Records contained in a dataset
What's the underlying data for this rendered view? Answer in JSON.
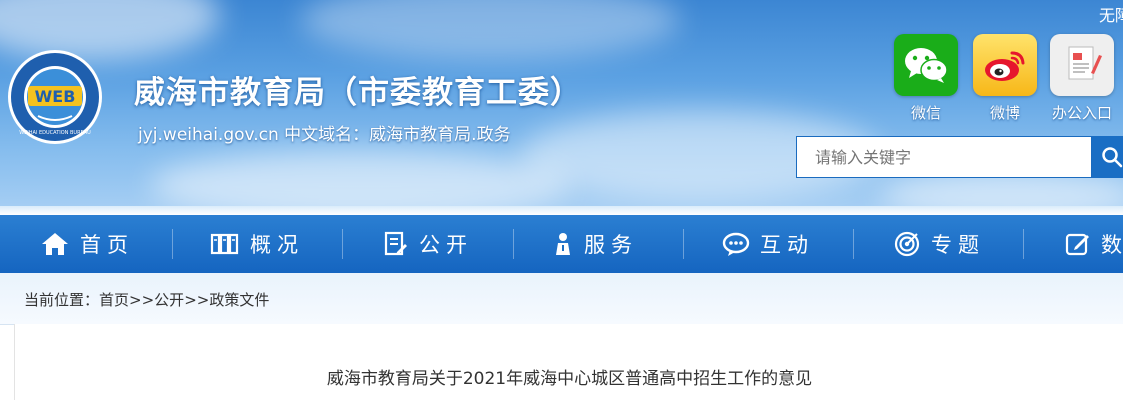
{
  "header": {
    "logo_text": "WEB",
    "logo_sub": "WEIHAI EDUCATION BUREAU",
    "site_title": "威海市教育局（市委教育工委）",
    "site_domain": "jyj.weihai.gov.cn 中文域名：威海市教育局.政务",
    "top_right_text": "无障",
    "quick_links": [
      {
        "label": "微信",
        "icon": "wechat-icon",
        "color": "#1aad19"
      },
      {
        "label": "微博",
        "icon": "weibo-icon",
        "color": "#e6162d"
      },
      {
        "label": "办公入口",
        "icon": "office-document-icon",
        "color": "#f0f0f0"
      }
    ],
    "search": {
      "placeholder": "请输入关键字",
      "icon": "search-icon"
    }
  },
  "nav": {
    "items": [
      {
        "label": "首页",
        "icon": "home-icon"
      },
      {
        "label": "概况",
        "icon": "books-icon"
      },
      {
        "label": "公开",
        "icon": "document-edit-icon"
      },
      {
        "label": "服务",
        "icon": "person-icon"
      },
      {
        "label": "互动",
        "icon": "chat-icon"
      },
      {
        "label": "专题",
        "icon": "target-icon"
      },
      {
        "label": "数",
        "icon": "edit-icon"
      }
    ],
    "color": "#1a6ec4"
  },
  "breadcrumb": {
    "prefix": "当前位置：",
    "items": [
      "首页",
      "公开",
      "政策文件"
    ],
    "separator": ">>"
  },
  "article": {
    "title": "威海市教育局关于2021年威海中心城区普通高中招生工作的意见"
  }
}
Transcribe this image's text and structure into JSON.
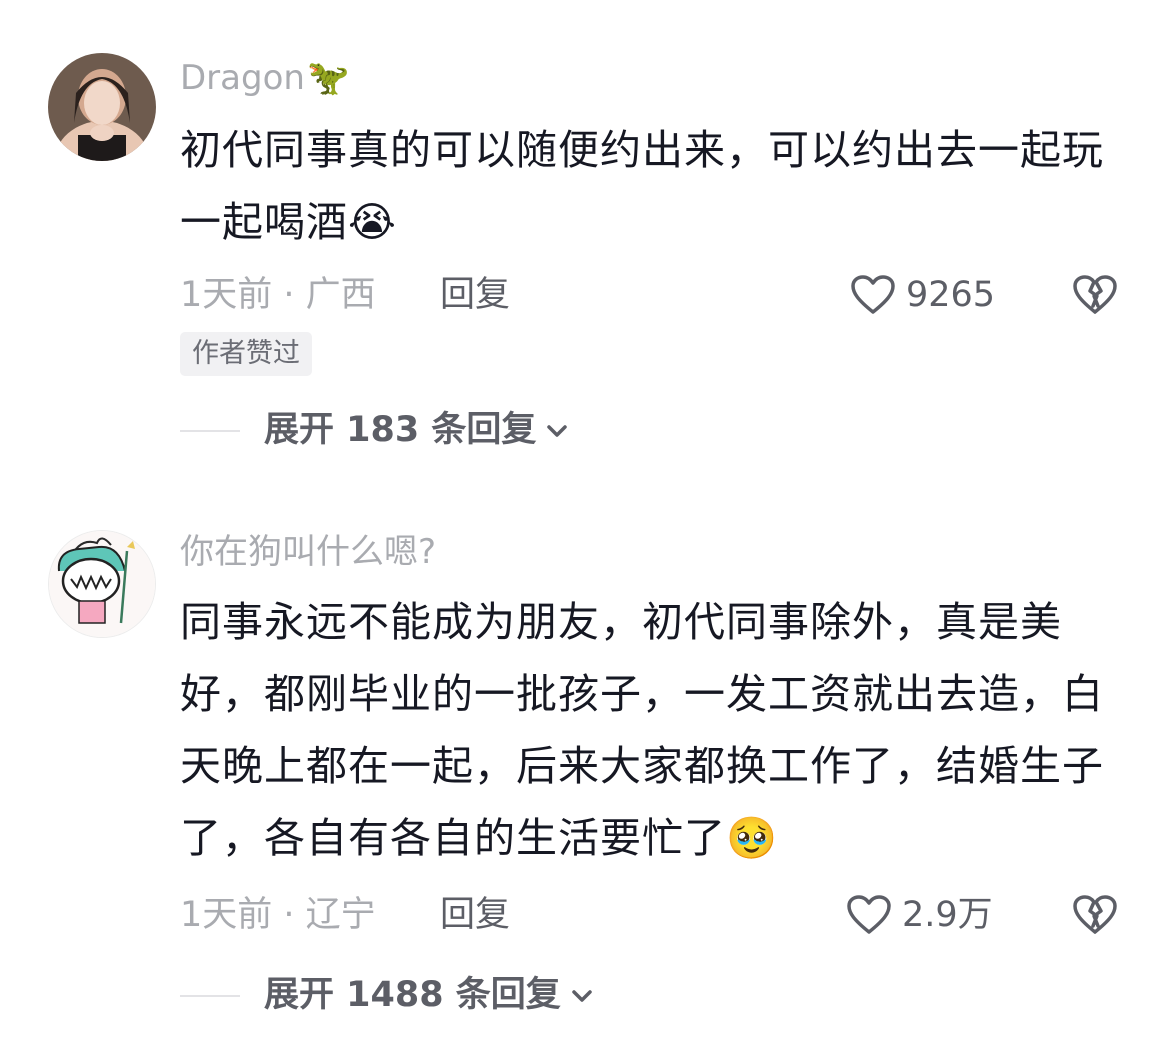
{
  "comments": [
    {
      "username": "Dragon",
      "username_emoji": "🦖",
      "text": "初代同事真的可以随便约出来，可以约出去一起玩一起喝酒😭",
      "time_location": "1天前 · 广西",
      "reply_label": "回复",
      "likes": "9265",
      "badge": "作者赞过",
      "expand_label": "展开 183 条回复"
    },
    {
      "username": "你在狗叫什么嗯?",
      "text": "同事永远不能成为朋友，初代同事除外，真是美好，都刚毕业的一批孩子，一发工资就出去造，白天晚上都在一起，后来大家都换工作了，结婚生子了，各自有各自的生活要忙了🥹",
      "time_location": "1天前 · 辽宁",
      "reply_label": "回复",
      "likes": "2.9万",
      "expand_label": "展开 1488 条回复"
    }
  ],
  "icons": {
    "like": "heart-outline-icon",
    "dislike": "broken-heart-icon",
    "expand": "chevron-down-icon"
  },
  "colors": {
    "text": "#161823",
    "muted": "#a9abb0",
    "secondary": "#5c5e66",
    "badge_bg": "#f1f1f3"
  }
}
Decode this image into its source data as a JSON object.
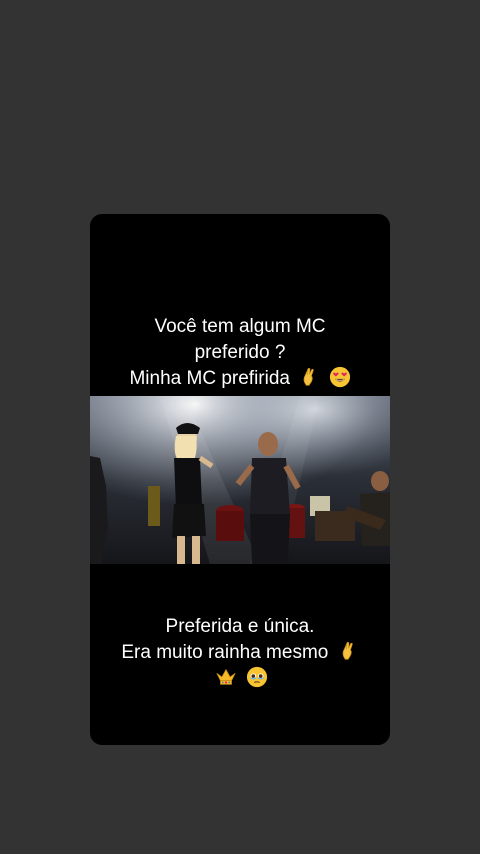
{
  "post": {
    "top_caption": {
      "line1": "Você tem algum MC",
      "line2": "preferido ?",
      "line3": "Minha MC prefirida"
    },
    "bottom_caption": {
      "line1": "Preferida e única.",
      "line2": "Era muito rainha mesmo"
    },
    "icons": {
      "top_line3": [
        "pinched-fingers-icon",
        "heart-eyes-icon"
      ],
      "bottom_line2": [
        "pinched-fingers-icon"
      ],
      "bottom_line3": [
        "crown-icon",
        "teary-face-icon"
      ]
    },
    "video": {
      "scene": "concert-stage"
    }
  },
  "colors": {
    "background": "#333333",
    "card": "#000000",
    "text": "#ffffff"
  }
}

- STATED PROBLEM -
Find every line that has "pinched" in it, then return those lines.

- RESULT BELOW -
        "pinched-fingers-icon",
        "pinched-fingers-icon"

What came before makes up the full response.